> **Data supplied**:
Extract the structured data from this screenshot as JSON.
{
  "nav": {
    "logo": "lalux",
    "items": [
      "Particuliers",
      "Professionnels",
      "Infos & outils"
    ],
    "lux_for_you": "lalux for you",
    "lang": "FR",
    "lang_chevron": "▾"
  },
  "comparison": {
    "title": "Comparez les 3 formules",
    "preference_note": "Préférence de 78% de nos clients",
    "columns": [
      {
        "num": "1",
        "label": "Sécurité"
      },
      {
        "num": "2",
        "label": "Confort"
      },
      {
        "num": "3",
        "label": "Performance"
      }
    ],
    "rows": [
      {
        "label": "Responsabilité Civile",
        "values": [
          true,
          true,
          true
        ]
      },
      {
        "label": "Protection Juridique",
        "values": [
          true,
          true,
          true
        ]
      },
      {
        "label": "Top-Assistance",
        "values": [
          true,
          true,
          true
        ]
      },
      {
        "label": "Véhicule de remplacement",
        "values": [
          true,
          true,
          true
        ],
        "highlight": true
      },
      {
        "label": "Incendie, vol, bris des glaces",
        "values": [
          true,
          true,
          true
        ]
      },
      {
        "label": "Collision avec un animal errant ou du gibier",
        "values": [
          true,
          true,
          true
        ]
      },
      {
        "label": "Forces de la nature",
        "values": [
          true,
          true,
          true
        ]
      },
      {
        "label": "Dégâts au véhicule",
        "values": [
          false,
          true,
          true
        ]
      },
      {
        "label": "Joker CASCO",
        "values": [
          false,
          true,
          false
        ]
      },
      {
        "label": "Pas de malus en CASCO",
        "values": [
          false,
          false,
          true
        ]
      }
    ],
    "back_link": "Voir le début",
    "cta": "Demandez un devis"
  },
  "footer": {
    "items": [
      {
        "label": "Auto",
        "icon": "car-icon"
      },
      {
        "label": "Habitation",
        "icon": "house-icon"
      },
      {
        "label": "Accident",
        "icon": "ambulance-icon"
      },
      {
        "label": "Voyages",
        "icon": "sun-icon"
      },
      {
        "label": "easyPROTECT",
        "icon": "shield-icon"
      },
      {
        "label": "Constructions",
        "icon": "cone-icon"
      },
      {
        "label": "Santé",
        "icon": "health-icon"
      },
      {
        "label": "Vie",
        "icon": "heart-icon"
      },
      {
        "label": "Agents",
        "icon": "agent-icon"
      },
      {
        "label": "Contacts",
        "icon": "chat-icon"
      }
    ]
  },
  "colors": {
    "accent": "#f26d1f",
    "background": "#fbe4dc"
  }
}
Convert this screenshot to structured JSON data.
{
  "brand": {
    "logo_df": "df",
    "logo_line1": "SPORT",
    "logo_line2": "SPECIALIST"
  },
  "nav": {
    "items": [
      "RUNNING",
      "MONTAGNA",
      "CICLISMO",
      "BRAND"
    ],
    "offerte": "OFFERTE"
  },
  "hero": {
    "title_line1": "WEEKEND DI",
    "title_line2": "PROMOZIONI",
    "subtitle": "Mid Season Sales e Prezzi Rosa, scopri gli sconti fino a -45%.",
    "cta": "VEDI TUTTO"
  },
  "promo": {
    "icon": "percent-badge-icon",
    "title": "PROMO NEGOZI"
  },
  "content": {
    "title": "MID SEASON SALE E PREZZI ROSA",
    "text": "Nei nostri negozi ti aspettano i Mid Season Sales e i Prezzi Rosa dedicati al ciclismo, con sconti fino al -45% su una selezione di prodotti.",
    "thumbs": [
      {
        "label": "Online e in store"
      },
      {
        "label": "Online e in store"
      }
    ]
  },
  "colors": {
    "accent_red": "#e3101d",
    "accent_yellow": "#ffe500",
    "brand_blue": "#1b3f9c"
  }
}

> **Exercise**:
Repeat the data above exactly.

> **Answer in full**:
Extract the structured data from this screenshot as JSON.
{
  "nav": {
    "logo": "lalux",
    "items": [
      "Particuliers",
      "Professionnels",
      "Infos & outils"
    ],
    "lux_for_you": "lalux for you",
    "lang": "FR",
    "lang_chevron": "▾"
  },
  "comparison": {
    "title": "Comparez les 3 formules",
    "preference_note": "Préférence de 78% de nos clients",
    "columns": [
      {
        "num": "1",
        "label": "Sécurité"
      },
      {
        "num": "2",
        "label": "Confort"
      },
      {
        "num": "3",
        "label": "Performance"
      }
    ],
    "rows": [
      {
        "label": "Responsabilité Civile",
        "values": [
          true,
          true,
          true
        ]
      },
      {
        "label": "Protection Juridique",
        "values": [
          true,
          true,
          true
        ]
      },
      {
        "label": "Top-Assistance",
        "values": [
          true,
          true,
          true
        ]
      },
      {
        "label": "Véhicule de remplacement",
        "values": [
          true,
          true,
          true
        ],
        "highlight": true
      },
      {
        "label": "Incendie, vol, bris des glaces",
        "values": [
          true,
          true,
          true
        ]
      },
      {
        "label": "Collision avec un animal errant ou du gibier",
        "values": [
          true,
          true,
          true
        ]
      },
      {
        "label": "Forces de la nature",
        "values": [
          true,
          true,
          true
        ]
      },
      {
        "label": "Dégâts au véhicule",
        "values": [
          false,
          true,
          true
        ]
      },
      {
        "label": "Joker CASCO",
        "values": [
          false,
          true,
          false
        ]
      },
      {
        "label": "Pas de malus en CASCO",
        "values": [
          false,
          false,
          true
        ]
      }
    ],
    "back_link": "Voir le début",
    "cta": "Demandez un devis"
  },
  "footer": {
    "items": [
      {
        "label": "Auto",
        "icon": "car-icon"
      },
      {
        "label": "Habitation",
        "icon": "house-icon"
      },
      {
        "label": "Accident",
        "icon": "ambulance-icon"
      },
      {
        "label": "Voyages",
        "icon": "sun-icon"
      },
      {
        "label": "easyPROTECT",
        "icon": "shield-icon"
      },
      {
        "label": "Constructions",
        "icon": "cone-icon"
      },
      {
        "label": "Santé",
        "icon": "health-icon"
      },
      {
        "label": "Vie",
        "icon": "heart-icon"
      },
      {
        "label": "Agents",
        "icon": "agent-icon"
      },
      {
        "label": "Contacts",
        "icon": "chat-icon"
      }
    ]
  },
  "colors": {
    "accent": "#f26d1f",
    "background": "#fbe4dc"
  }
}
Convert this screenshot to structured JSON data.
{
  "brand": {
    "logo_df": "df",
    "logo_line1": "SPORT",
    "logo_line2": "SPECIALIST"
  },
  "nav": {
    "items": [
      "RUNNING",
      "MONTAGNA",
      "CICLISMO",
      "BRAND"
    ],
    "offerte": "OFFERTE"
  },
  "hero": {
    "title_line1": "WEEKEND DI",
    "title_line2": "PROMOZIONI",
    "subtitle": "Mid Season Sales e Prezzi Rosa, scopri gli sconti fino a -45%.",
    "cta": "VEDI TUTTO"
  },
  "promo": {
    "icon": "percent-badge-icon",
    "title": "PROMO NEGOZI"
  },
  "content": {
    "title": "MID SEASON SALE E PREZZI ROSA",
    "text": "Nei nostri negozi ti aspettano i Mid Season Sales e i Prezzi Rosa dedicati al ciclismo, con sconti fino al -45% su una selezione di prodotti.",
    "thumbs": [
      {
        "label": "Online e in store"
      },
      {
        "label": "Online e in store"
      }
    ]
  },
  "colors": {
    "accent_red": "#e3101d",
    "accent_yellow": "#ffe500",
    "brand_blue": "#1b3f9c"
  }
}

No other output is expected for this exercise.